-- start DATA SUPPLIED --

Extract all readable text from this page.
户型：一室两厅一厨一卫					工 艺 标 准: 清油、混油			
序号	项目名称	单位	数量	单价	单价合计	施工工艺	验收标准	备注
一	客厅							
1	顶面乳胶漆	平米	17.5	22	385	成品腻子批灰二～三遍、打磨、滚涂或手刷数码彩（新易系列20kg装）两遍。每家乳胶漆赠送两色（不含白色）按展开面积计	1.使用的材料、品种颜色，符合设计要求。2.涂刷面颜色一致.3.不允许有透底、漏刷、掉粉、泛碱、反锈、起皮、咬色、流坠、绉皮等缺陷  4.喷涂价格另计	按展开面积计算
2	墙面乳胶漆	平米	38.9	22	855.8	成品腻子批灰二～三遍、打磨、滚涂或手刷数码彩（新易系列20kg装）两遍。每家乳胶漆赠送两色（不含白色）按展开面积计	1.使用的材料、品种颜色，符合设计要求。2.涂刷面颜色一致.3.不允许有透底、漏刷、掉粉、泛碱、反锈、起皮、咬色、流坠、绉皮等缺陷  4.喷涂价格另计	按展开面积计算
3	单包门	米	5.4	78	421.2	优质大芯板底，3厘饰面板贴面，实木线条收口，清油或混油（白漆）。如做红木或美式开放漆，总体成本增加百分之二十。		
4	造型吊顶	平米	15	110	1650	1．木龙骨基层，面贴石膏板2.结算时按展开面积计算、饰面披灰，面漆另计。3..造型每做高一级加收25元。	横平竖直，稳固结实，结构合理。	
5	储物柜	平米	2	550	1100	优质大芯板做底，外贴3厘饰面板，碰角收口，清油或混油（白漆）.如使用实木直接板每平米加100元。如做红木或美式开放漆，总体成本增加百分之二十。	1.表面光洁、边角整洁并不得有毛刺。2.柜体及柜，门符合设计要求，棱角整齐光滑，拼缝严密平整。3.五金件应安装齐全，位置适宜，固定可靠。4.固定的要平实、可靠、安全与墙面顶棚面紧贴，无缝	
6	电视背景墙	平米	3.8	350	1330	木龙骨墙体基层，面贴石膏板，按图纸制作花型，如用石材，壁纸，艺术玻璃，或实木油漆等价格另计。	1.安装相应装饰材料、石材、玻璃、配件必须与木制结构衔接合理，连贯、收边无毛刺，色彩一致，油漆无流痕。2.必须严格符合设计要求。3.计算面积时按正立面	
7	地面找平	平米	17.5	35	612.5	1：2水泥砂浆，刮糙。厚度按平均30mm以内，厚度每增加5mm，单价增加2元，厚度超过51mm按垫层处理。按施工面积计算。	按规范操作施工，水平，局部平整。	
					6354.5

-- end DATA SUPPLIED --
-- start DATA SUPPLIED --

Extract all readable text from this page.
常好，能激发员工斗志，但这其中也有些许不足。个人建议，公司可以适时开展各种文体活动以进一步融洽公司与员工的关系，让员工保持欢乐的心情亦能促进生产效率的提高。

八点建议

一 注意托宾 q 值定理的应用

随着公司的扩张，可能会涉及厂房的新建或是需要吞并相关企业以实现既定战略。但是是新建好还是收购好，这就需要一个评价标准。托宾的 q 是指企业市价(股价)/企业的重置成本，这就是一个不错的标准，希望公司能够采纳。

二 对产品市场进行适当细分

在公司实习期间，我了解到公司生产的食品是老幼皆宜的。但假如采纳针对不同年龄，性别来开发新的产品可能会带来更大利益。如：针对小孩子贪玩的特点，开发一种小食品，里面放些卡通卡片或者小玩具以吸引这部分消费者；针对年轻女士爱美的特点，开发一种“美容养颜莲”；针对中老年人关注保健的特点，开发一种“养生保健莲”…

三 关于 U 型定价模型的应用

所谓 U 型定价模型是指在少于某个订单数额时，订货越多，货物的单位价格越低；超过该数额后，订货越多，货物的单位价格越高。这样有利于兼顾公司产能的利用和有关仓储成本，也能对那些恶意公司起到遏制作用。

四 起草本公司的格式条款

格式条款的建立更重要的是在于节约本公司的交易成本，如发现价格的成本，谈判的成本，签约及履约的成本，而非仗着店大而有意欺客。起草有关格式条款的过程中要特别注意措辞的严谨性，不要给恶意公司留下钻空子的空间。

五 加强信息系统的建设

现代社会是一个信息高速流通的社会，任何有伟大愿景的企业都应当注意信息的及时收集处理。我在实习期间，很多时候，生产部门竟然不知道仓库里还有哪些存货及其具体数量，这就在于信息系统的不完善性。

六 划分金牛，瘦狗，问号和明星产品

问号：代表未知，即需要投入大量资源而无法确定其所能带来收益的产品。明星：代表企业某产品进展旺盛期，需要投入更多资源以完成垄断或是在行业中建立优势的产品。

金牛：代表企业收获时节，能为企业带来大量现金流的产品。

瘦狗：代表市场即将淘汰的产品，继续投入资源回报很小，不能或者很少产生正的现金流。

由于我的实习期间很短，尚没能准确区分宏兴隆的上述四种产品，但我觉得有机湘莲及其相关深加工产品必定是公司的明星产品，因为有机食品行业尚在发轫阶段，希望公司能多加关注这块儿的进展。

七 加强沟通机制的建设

-- end DATA SUPPLIED --
-- start DATA SUPPLIED --

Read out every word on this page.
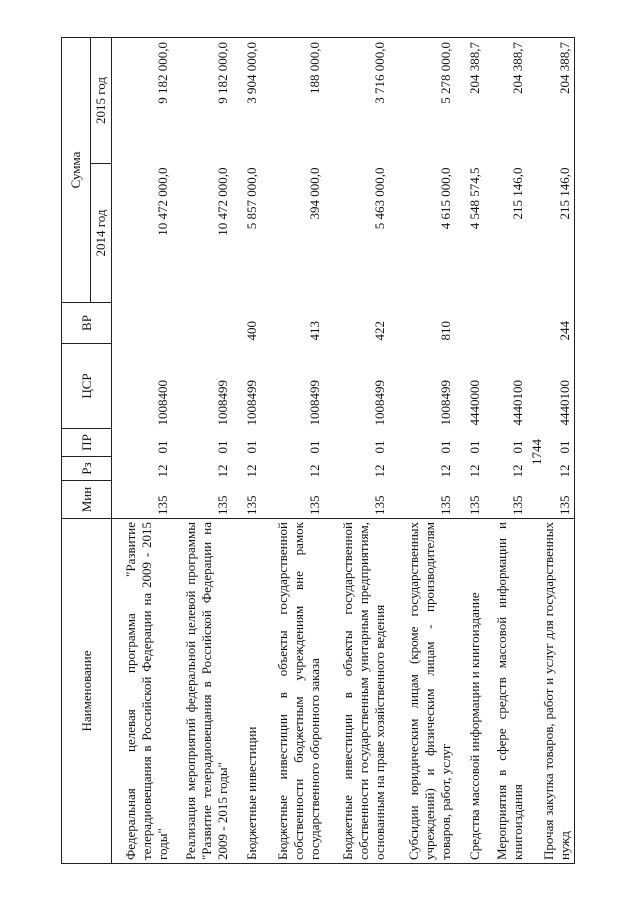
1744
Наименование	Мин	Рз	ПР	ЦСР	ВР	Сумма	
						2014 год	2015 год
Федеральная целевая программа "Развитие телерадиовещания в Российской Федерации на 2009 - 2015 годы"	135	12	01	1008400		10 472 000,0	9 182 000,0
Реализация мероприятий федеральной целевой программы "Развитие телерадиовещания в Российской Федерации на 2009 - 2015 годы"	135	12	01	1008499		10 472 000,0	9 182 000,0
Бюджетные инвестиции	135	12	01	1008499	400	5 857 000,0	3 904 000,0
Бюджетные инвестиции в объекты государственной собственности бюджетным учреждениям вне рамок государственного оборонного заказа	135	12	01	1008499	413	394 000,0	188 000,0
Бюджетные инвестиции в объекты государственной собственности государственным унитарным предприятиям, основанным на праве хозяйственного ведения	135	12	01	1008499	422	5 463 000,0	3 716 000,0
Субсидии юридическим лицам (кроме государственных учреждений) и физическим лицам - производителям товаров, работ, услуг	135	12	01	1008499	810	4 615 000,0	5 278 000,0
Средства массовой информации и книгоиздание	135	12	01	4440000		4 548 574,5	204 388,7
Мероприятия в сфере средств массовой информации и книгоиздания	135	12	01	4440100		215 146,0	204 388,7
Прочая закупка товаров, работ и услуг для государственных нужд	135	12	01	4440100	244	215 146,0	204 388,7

-- end DATA SUPPLIED --

> JOB:
From the listing, copy each line containing the word "государственных".

> WORKED ANSWER:
Субсидии юридическим лицам (кроме государственных учреждений) и физическим лицам - производителям товаров, работ, услуг	135	12	01	1008499	810	4 615 000,0	5 278 000,0
Прочая закупка товаров, работ и услуг для государственных нужд	135	12	01	4440100	244	215 146,0	204 388,7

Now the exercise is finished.